Restate the entries below verbatim.

■ **Dataset records**:
────────
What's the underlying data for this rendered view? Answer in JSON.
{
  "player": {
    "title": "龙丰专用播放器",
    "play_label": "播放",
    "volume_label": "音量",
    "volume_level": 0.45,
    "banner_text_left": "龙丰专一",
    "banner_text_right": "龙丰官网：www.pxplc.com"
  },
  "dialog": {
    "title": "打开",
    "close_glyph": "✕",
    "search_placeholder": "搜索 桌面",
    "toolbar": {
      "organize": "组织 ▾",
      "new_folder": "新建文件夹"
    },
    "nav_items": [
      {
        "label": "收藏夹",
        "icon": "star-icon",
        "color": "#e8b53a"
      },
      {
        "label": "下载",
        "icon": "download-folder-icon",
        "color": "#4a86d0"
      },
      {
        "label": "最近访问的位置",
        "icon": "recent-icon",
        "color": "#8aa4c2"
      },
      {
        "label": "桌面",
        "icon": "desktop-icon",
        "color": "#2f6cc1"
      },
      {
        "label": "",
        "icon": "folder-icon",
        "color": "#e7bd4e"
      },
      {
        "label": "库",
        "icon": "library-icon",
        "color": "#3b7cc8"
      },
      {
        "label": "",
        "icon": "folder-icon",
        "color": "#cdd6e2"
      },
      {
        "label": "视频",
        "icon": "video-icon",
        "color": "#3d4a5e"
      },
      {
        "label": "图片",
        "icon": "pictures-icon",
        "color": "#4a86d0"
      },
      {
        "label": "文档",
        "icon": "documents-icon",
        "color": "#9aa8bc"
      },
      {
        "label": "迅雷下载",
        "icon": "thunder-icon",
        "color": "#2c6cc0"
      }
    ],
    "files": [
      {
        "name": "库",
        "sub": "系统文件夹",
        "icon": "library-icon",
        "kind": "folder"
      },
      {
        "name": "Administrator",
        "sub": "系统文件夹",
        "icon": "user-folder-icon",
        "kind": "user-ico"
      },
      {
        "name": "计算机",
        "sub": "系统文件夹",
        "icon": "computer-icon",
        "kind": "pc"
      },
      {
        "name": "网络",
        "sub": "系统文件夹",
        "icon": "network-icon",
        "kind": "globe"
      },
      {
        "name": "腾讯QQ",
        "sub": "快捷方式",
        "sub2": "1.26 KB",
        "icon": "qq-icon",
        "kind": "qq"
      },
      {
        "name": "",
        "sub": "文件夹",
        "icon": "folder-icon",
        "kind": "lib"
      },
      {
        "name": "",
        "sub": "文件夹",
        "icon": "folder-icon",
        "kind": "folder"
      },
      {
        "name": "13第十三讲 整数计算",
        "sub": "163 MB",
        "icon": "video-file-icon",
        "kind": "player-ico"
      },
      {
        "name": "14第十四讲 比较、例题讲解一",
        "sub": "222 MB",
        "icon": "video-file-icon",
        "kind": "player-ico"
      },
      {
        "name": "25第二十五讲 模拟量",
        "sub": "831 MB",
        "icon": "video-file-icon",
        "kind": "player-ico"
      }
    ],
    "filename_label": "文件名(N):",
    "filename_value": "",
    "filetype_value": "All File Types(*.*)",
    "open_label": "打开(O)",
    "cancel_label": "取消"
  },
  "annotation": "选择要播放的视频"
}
────────
■ **Expected output**:
What's the underlying data for this rendered view? Answer in JSON.
{
  "player": {
    "title": "龙丰专用播放器",
    "play_label": "播放",
    "volume_label": "音量",
    "volume_level": 0.45,
    "banner_text_left": "龙丰专一",
    "banner_text_right": "龙丰官网：www.pxplc.com"
  },
  "dialog": {
    "title": "打开",
    "close_glyph": "✕",
    "search_placeholder": "搜索 桌面",
    "toolbar": {
      "organize": "组织 ▾",
      "new_folder": "新建文件夹"
    },
    "nav_items": [
      {
        "label": "收藏夹",
        "icon": "star-icon",
        "color": "#e8b53a"
      },
      {
        "label": "下载",
        "icon": "download-folder-icon",
        "color": "#4a86d0"
      },
      {
        "label": "最近访问的位置",
        "icon": "recent-icon",
        "color": "#8aa4c2"
      },
      {
        "label": "桌面",
        "icon": "desktop-icon",
        "color": "#2f6cc1"
      },
      {
        "label": "",
        "icon": "folder-icon",
        "color": "#e7bd4e"
      },
      {
        "label": "库",
        "icon": "library-icon",
        "color": "#3b7cc8"
      },
      {
        "label": "",
        "icon": "folder-icon",
        "color": "#cdd6e2"
      },
      {
        "label": "视频",
        "icon": "video-icon",
        "color": "#3d4a5e"
      },
      {
        "label": "图片",
        "icon": "pictures-icon",
        "color": "#4a86d0"
      },
      {
        "label": "文档",
        "icon": "documents-icon",
        "color": "#9aa8bc"
      },
      {
        "label": "迅雷下载",
        "icon": "thunder-icon",
        "color": "#2c6cc0"
      }
    ],
    "files": [
      {
        "name": "库",
        "sub": "系统文件夹",
        "icon": "library-icon",
        "kind": "folder"
      },
      {
        "name": "Administrator",
        "sub": "系统文件夹",
        "icon": "user-folder-icon",
        "kind": "user-ico"
      },
      {
        "name": "计算机",
        "sub": "系统文件夹",
        "icon": "computer-icon",
        "kind": "pc"
      },
      {
        "name": "网络",
        "sub": "系统文件夹",
        "icon": "network-icon",
        "kind": "globe"
      },
      {
        "name": "腾讯QQ",
        "sub": "快捷方式",
        "sub2": "1.26 KB",
        "icon": "qq-icon",
        "kind": "qq"
      },
      {
        "name": "",
        "sub": "文件夹",
        "icon": "folder-icon",
        "kind": "lib"
      },
      {
        "name": "",
        "sub": "文件夹",
        "icon": "folder-icon",
        "kind": "folder"
      },
      {
        "name": "13第十三讲 整数计算",
        "sub": "163 MB",
        "icon": "video-file-icon",
        "kind": "player-ico"
      },
      {
        "name": "14第十四讲 比较、例题讲解一",
        "sub": "222 MB",
        "icon": "video-file-icon",
        "kind": "player-ico"
      },
      {
        "name": "25第二十五讲 模拟量",
        "sub": "831 MB",
        "icon": "video-file-icon",
        "kind": "player-ico"
      }
    ],
    "filename_label": "文件名(N):",
    "filename_value": "",
    "filetype_value": "All File Types(*.*)",
    "open_label": "打开(O)",
    "cancel_label": "取消"
  },
  "annotation": "选择要播放的视频"
}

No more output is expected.